[Data records]
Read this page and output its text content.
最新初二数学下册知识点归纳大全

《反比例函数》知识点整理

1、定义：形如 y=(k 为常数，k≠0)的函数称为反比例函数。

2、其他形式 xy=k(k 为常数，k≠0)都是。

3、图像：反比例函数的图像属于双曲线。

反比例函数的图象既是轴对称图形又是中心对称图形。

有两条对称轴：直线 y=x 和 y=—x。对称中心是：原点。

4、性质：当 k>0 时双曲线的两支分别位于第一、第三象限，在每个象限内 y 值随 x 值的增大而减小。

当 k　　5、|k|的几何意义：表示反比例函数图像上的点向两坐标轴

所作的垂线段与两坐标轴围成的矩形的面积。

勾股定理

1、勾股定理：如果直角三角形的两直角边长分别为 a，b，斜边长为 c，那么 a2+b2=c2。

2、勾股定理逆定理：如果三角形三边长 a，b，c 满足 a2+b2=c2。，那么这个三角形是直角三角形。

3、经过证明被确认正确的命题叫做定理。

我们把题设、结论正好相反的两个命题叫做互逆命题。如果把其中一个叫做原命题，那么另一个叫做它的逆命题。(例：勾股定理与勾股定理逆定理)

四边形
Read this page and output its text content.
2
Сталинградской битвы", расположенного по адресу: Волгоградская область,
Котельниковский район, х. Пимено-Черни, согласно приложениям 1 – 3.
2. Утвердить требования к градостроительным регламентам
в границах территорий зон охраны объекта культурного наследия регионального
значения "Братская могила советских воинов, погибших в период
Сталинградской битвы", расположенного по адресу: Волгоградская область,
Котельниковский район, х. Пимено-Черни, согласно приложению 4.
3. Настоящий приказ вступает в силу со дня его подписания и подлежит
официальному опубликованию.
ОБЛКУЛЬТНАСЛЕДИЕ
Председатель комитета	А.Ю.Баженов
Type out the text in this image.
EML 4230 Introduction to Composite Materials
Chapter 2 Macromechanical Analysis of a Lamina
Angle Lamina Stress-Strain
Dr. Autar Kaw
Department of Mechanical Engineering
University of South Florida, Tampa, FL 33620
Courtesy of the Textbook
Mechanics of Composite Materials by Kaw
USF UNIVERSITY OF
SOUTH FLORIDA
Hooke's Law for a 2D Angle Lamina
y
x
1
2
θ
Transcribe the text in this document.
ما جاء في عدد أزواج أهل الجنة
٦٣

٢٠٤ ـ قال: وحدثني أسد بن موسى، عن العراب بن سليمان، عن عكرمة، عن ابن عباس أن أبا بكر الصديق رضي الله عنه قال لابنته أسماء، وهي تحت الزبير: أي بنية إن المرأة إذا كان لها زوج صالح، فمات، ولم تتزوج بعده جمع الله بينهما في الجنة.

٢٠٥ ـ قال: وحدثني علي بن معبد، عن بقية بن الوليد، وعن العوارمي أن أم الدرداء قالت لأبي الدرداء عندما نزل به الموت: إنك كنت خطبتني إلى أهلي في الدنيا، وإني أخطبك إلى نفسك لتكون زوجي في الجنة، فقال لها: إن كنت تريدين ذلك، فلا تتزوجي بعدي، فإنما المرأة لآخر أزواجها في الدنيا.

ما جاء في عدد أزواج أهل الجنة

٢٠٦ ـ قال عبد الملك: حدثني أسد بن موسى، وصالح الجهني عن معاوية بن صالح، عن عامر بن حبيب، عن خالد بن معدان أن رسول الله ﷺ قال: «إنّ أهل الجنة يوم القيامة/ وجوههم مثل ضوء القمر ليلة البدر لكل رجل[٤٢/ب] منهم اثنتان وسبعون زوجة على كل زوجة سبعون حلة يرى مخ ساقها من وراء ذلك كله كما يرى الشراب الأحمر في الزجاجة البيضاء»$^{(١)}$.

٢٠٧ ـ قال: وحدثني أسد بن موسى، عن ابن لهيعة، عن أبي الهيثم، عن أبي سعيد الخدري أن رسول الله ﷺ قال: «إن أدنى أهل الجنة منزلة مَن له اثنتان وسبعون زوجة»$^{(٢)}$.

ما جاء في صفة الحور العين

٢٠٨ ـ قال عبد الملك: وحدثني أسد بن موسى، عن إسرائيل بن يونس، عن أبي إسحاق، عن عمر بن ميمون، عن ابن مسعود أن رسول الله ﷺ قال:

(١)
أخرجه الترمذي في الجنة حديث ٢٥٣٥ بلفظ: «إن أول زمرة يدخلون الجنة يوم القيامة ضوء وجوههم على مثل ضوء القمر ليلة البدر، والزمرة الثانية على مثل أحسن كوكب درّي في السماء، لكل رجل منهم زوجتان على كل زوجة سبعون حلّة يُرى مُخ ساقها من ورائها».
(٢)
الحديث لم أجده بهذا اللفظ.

> WHAT YOU NEED TO DO: Repeat each record in full; every line must match exactly.

> SOLVED EXERCISE:
Read this page and output its text content.
最新初二数学下册知识点归纳大全

《反比例函数》知识点整理

1、定义：形如 y=(k 为常数，k≠0)的函数称为反比例函数。

2、其他形式 xy=k(k 为常数，k≠0)都是。

3、图像：反比例函数的图像属于双曲线。

反比例函数的图象既是轴对称图形又是中心对称图形。

有两条对称轴：直线 y=x 和 y=—x。对称中心是：原点。

4、性质：当 k>0 时双曲线的两支分别位于第一、第三象限，在每个象限内 y 值随 x 值的增大而减小。

当 k　　5、|k|的几何意义：表示反比例函数图像上的点向两坐标轴

所作的垂线段与两坐标轴围成的矩形的面积。

勾股定理

1、勾股定理：如果直角三角形的两直角边长分别为 a，b，斜边长为 c，那么 a2+b2=c2。

2、勾股定理逆定理：如果三角形三边长 a，b，c 满足 a2+b2=c2。，那么这个三角形是直角三角形。

3、经过证明被确认正确的命题叫做定理。

我们把题设、结论正好相反的两个命题叫做互逆命题。如果把其中一个叫做原命题，那么另一个叫做它的逆命题。(例：勾股定理与勾股定理逆定理)

四边形
Read this page and output its text content.
2
Сталинградской битвы", расположенного по адресу: Волгоградская область,
Котельниковский район, х. Пимено-Черни, согласно приложениям 1 – 3.
2. Утвердить требования к градостроительным регламентам
в границах территорий зон охраны объекта культурного наследия регионального
значения "Братская могила советских воинов, погибших в период
Сталинградской битвы", расположенного по адресу: Волгоградская область,
Котельниковский район, х. Пимено-Черни, согласно приложению 4.
3. Настоящий приказ вступает в силу со дня его подписания и подлежит
официальному опубликованию.
ОБЛКУЛЬТНАСЛЕДИЕ
Председатель комитета	А.Ю.Баженов
Type out the text in this image.
EML 4230 Introduction to Composite Materials
Chapter 2 Macromechanical Analysis of a Lamina
Angle Lamina Stress-Strain
Dr. Autar Kaw
Department of Mechanical Engineering
University of South Florida, Tampa, FL 33620
Courtesy of the Textbook
Mechanics of Composite Materials by Kaw
USF UNIVERSITY OF
SOUTH FLORIDA
Hooke's Law for a 2D Angle Lamina
y
x
1
2
θ
Transcribe the text in this document.
ما جاء في عدد أزواج أهل الجنة
٦٣

٢٠٤ ـ قال: وحدثني أسد بن موسى، عن العراب بن سليمان، عن عكرمة، عن ابن عباس أن أبا بكر الصديق رضي الله عنه قال لابنته أسماء، وهي تحت الزبير: أي بنية إن المرأة إذا كان لها زوج صالح، فمات، ولم تتزوج بعده جمع الله بينهما في الجنة.

٢٠٥ ـ قال: وحدثني علي بن معبد، عن بقية بن الوليد، وعن العوارمي أن أم الدرداء قالت لأبي الدرداء عندما نزل به الموت: إنك كنت خطبتني إلى أهلي في الدنيا، وإني أخطبك إلى نفسك لتكون زوجي في الجنة، فقال لها: إن كنت تريدين ذلك، فلا تتزوجي بعدي، فإنما المرأة لآخر أزواجها في الدنيا.

ما جاء في عدد أزواج أهل الجنة

٢٠٦ ـ قال عبد الملك: حدثني أسد بن موسى، وصالح الجهني عن معاوية بن صالح، عن عامر بن حبيب، عن خالد بن معدان أن رسول الله ﷺ قال: «إنّ أهل الجنة يوم القيامة/ وجوههم مثل ضوء القمر ليلة البدر لكل رجل[٤٢/ب] منهم اثنتان وسبعون زوجة على كل زوجة سبعون حلة يرى مخ ساقها من وراء ذلك كله كما يرى الشراب الأحمر في الزجاجة البيضاء»$^{(١)}$.

٢٠٧ ـ قال: وحدثني أسد بن موسى، عن ابن لهيعة، عن أبي الهيثم، عن أبي سعيد الخدري أن رسول الله ﷺ قال: «إن أدنى أهل الجنة منزلة مَن له اثنتان وسبعون زوجة»$^{(٢)}$.

ما جاء في صفة الحور العين

٢٠٨ ـ قال عبد الملك: وحدثني أسد بن موسى، عن إسرائيل بن يونس، عن أبي إسحاق، عن عمر بن ميمون، عن ابن مسعود أن رسول الله ﷺ قال:

(١)
أخرجه الترمذي في الجنة حديث ٢٥٣٥ بلفظ: «إن أول زمرة يدخلون الجنة يوم القيامة ضوء وجوههم على مثل ضوء القمر ليلة البدر، والزمرة الثانية على مثل أحسن كوكب درّي في السماء، لكل رجل منهم زوجتان على كل زوجة سبعون حلّة يُرى مُخ ساقها من ورائها».
(٢)
الحديث لم أجده بهذا اللفظ.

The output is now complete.